» **OBJECTIVE**
Locate each line in the records containing "مترفة". Copy it.

» **STORED DATA**
══════════
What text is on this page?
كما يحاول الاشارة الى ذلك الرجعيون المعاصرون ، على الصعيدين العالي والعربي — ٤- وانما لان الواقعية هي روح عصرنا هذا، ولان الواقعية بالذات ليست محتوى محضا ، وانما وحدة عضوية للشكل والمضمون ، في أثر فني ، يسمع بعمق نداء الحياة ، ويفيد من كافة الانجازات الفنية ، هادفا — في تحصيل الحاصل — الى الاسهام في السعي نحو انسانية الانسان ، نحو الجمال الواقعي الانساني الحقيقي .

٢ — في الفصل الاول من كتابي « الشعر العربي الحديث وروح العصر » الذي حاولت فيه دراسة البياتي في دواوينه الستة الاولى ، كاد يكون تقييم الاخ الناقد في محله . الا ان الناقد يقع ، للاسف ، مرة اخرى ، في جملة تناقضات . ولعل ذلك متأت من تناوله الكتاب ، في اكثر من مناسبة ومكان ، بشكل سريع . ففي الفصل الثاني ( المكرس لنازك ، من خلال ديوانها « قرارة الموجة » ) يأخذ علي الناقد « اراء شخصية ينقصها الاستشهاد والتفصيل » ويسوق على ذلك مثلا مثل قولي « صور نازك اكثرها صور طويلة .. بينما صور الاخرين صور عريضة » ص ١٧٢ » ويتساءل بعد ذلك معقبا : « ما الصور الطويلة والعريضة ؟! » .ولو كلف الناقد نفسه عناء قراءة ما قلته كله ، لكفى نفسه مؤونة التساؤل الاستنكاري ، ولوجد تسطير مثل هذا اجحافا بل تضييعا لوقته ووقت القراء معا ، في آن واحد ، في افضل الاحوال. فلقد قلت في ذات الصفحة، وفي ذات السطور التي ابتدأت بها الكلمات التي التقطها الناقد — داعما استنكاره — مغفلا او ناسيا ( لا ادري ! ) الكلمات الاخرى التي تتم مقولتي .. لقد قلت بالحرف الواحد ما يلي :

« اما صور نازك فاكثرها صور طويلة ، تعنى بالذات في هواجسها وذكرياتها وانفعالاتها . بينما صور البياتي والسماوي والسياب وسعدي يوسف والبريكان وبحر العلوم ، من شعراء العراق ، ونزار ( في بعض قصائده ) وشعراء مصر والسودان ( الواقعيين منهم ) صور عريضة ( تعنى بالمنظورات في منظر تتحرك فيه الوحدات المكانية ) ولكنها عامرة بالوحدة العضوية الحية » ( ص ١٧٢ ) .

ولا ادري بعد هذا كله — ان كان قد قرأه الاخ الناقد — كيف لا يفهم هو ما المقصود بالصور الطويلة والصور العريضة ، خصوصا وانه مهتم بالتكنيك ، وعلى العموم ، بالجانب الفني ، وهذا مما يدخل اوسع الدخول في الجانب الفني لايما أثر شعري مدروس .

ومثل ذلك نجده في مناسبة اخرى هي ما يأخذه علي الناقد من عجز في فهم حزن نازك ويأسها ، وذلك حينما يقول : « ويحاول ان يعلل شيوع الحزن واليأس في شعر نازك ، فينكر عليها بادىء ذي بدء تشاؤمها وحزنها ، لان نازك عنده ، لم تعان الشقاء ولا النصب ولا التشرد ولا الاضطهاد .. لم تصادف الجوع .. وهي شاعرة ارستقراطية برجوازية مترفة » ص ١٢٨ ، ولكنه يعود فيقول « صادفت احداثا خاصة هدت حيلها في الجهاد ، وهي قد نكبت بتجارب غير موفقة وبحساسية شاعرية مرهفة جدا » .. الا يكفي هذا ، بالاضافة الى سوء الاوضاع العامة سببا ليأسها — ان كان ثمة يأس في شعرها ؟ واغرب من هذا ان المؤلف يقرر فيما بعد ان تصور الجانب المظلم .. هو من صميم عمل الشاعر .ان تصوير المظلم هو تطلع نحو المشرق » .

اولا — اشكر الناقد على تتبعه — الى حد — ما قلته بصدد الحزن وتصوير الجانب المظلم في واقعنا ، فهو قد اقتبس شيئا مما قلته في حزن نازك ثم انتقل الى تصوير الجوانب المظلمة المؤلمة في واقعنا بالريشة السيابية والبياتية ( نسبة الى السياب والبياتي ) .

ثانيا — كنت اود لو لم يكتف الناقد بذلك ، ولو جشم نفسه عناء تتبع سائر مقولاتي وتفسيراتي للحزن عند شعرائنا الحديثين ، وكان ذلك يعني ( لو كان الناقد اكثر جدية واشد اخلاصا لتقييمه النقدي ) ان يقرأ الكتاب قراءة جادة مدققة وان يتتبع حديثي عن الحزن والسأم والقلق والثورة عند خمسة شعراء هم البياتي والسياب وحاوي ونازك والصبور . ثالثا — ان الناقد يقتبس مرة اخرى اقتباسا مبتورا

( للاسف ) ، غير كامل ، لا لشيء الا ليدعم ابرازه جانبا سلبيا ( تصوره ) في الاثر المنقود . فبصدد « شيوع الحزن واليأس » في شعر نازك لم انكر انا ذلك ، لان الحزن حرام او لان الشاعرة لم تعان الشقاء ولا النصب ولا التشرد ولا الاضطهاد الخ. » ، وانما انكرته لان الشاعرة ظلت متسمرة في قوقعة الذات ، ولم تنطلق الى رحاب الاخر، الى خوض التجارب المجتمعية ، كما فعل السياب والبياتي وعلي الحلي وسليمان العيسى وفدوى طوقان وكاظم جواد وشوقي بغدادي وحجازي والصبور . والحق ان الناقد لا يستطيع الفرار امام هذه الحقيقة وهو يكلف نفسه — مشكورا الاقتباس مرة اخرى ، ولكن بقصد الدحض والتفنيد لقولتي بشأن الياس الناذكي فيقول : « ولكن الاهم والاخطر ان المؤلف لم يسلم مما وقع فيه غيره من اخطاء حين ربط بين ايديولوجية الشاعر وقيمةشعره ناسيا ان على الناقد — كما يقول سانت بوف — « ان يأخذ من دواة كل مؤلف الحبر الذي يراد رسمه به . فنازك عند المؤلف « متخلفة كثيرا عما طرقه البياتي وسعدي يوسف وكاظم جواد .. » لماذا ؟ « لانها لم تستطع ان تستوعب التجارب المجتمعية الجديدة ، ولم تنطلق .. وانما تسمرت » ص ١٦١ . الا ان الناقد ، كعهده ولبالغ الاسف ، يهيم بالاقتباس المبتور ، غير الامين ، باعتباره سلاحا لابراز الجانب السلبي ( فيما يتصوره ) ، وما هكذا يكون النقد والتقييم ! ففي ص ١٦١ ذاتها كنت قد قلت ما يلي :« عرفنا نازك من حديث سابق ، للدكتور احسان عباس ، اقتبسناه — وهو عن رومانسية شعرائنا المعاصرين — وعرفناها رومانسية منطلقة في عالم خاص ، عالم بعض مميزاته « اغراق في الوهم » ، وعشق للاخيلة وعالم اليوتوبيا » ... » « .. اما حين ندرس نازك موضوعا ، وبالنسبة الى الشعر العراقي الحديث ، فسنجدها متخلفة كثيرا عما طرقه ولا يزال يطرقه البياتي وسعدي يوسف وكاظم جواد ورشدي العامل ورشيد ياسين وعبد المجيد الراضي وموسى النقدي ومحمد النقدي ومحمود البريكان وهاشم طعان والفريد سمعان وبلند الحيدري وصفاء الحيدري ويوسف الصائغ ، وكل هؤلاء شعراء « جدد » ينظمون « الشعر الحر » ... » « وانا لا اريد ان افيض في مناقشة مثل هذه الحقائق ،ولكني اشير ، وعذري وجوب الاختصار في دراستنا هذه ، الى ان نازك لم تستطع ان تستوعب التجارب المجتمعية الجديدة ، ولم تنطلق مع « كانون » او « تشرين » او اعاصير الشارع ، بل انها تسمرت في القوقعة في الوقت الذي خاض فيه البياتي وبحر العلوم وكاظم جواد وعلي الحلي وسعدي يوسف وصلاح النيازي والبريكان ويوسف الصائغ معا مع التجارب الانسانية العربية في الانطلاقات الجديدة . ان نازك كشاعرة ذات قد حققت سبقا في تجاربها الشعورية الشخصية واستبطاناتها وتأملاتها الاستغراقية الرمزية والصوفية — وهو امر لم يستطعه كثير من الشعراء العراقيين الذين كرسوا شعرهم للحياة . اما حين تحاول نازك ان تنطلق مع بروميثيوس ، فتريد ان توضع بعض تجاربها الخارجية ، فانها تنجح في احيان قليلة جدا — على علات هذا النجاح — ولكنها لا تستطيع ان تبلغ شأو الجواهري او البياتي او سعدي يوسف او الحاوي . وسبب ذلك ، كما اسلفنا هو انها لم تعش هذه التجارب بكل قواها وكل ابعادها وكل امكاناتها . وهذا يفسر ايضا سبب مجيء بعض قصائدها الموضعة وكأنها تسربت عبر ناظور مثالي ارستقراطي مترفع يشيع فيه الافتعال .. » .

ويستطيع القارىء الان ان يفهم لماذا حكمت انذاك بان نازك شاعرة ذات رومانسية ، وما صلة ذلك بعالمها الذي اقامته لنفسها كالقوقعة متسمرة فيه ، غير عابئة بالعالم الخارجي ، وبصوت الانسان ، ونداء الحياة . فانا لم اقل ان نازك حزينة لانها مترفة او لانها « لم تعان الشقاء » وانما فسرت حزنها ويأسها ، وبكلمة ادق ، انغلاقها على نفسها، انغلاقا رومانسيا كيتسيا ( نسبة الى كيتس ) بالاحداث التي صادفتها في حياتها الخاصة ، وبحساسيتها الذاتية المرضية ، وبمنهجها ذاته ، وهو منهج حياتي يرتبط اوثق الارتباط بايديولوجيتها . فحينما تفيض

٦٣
══════════
» **TASK RESPONSE**
ومثل ذلك نجده في مناسبة اخرى هي ما يأخذه علي الناقد من عجز في فهم حزن نازك ويأسها ، وذلك حينما يقول : « ويحاول ان يعلل شيوع الحزن واليأس في شعر نازك ، فينكر عليها بادىء ذي بدء تشاؤمها وحزنها ، لان نازك عنده ، لم تعان الشقاء ولا النصب ولا التشرد ولا الاضطهاد .. لم تصادف الجوع .. وهي شاعرة ارستقراطية برجوازية مترفة » ص ١٢٨ ، ولكنه يعود فيقول « صادفت احداثا خاصة هدت حيلها في الجهاد ، وهي قد نكبت بتجارب غير موفقة وبحساسية شاعرية مرهفة جدا » .. الا يكفي هذا ، بالاضافة الى سوء الاوضاع العامة سببا ليأسها — ان كان ثمة يأس في شعرها ؟ واغرب من هذا ان المؤلف يقرر فيما بعد ان تصور الجانب المظلم .. هو من صميم عمل الشاعر .ان تصوير المظلم هو تطلع نحو المشرق » .
ويستطيع القارىء الان ان يفهم لماذا حكمت انذاك بان نازك شاعرة ذات رومانسية ، وما صلة ذلك بعالمها الذي اقامته لنفسها كالقوقعة متسمرة فيه ، غير عابئة بالعالم الخارجي ، وبصوت الانسان ، ونداء الحياة . فانا لم اقل ان نازك حزينة لانها مترفة او لانها « لم تعان الشقاء » وانما فسرت حزنها ويأسها ، وبكلمة ادق ، انغلاقها على نفسها، انغلاقا رومانسيا كيتسيا ( نسبة الى كيتس ) بالاحداث التي صادفتها في حياتها الخاصة ، وبحساسيتها الذاتية المرضية ، وبمنهجها ذاته ، وهو منهج حياتي يرتبط اوثق الارتباط بايديولوجيتها . فحينما تفيض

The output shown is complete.